Extracted records:
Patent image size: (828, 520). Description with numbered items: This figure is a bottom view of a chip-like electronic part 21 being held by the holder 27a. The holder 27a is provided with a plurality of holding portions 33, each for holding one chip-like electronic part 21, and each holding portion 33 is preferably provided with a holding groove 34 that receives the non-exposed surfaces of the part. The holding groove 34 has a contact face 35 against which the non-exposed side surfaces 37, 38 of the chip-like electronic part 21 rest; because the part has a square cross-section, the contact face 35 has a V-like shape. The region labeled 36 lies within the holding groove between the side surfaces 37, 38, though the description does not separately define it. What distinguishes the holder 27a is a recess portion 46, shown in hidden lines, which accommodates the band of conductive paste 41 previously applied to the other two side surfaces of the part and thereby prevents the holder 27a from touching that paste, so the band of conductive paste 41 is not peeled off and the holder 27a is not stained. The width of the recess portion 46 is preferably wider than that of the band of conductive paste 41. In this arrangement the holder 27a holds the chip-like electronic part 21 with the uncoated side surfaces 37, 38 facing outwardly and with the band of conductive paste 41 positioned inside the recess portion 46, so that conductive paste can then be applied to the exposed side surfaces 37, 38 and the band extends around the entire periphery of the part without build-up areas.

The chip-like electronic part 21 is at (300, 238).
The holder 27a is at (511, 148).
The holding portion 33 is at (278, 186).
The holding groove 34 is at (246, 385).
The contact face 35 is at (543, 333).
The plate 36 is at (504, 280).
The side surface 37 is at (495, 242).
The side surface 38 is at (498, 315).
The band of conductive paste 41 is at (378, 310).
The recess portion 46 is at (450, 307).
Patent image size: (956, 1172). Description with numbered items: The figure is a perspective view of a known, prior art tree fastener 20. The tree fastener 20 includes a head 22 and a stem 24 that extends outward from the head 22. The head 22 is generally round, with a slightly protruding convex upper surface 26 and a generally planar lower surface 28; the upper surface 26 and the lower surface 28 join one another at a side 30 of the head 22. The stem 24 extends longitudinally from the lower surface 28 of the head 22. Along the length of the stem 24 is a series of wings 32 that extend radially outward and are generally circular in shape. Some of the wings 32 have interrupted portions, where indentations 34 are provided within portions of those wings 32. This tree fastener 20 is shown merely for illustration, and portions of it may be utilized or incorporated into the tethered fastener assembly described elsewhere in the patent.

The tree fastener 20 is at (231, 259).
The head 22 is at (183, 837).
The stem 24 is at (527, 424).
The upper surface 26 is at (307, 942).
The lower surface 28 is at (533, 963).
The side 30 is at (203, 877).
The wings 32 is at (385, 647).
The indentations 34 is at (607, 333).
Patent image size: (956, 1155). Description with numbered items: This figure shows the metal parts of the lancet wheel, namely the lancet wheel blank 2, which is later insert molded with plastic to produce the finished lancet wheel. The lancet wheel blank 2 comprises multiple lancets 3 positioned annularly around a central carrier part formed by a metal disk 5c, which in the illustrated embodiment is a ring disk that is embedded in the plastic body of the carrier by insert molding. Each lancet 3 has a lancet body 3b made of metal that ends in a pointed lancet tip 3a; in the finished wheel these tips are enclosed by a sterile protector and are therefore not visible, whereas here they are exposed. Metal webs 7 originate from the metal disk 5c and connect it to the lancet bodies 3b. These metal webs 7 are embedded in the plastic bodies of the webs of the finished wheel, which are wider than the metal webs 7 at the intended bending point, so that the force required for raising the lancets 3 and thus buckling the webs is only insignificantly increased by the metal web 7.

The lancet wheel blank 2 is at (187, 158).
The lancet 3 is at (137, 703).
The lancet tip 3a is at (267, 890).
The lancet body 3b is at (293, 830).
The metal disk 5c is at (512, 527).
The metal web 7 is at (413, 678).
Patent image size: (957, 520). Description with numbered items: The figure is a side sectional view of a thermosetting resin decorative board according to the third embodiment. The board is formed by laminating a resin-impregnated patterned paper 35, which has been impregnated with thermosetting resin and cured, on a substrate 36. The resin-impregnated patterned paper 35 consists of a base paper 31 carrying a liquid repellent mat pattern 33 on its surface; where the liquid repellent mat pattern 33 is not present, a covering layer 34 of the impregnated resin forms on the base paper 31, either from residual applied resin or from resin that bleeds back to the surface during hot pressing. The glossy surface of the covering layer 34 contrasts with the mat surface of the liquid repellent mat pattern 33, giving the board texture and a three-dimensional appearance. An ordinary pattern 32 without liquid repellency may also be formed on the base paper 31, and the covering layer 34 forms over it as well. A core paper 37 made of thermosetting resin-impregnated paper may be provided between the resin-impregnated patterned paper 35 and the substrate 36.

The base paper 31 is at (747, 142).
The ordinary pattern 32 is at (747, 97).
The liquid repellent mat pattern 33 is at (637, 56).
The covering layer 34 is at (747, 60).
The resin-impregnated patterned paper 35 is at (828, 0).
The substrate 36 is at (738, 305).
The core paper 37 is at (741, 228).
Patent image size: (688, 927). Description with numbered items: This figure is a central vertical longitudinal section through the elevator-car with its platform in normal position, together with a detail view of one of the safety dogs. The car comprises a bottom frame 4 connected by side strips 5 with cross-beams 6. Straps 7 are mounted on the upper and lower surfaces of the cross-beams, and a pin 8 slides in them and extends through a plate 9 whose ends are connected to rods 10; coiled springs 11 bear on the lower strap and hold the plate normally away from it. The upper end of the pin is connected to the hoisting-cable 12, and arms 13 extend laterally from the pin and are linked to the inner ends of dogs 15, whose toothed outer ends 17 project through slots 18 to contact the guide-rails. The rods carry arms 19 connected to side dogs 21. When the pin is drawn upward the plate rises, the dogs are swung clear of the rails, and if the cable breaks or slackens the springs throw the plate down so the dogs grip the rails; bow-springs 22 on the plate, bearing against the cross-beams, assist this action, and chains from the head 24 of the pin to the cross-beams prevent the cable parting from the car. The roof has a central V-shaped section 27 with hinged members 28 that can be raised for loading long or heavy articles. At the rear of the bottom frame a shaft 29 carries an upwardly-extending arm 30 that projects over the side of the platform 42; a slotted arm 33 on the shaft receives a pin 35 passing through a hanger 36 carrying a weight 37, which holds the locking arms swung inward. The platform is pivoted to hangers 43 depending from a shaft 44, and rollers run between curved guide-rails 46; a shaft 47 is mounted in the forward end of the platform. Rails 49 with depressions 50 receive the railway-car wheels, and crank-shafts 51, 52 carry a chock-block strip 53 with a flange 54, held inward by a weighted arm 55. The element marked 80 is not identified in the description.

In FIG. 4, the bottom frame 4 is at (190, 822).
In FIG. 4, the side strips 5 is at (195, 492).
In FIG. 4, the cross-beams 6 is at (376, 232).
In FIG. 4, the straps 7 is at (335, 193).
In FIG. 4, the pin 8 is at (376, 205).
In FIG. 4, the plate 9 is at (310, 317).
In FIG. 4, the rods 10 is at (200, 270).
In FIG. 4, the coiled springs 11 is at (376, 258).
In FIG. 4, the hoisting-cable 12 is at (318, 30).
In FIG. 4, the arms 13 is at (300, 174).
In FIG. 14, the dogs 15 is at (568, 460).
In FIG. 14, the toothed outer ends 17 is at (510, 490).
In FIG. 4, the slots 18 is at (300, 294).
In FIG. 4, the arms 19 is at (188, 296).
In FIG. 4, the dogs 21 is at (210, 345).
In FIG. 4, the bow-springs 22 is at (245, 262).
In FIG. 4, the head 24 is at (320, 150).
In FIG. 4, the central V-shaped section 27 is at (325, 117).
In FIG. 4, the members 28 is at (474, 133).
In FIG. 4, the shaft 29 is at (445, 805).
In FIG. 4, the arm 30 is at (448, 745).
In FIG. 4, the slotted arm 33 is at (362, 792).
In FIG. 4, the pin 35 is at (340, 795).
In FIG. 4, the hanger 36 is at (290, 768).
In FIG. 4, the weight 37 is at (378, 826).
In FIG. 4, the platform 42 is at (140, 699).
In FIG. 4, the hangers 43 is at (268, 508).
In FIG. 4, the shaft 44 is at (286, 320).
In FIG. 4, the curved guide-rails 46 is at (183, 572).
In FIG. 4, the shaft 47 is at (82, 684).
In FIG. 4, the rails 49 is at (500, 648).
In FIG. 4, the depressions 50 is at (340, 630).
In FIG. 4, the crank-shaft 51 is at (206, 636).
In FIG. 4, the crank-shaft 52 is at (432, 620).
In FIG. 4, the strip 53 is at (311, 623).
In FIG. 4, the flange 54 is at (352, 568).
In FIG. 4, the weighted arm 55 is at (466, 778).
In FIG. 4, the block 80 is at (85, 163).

**Requirement**
Put the lines of the listing into a JSON list of strings, one string per line and no blank lines, starting at the line that contains "Patent image size: (956, 1155)." and ending at the line that contains "The metal web 7 is at (413, 678).", both included.

**Written answer**
[
  "Patent image size: (956, 1155). Description with numbered items: This figure shows the metal parts of the lancet wheel, namely the lancet wheel blank 2, which is later insert molded with plastic to produce the finished lancet wheel. The lancet wheel blank 2 comprises multiple lancets 3 positioned annularly around a central carrier part formed by a metal disk 5c, which in the illustrated embodiment is a ring disk that is embedded in the plastic body of the carrier by insert molding. Each lancet 3 has a lancet body 3b made of metal that ends in a pointed lancet tip 3a; in the finished wheel these tips are enclosed by a sterile protector and are therefore not visible, whereas here they are exposed. Metal webs 7 originate from the metal disk 5c and connect it to the lancet bodies 3b. These metal webs 7 are embedded in the plastic bodies of the webs of the finished wheel, which are wider than the metal webs 7 at the intended bending point, so that the force required for raising the lancets 3 and thus buckling the webs is only insignificantly increased by the metal web 7.",
  "The lancet wheel blank 2 is at (187, 158).",
  "The lancet 3 is at (137, 703).",
  "The lancet tip 3a is at (267, 890).",
  "The lancet body 3b is at (293, 830).",
  "The metal disk 5c is at (512, 527).",
  "The metal web 7 is at (413, 678)."
]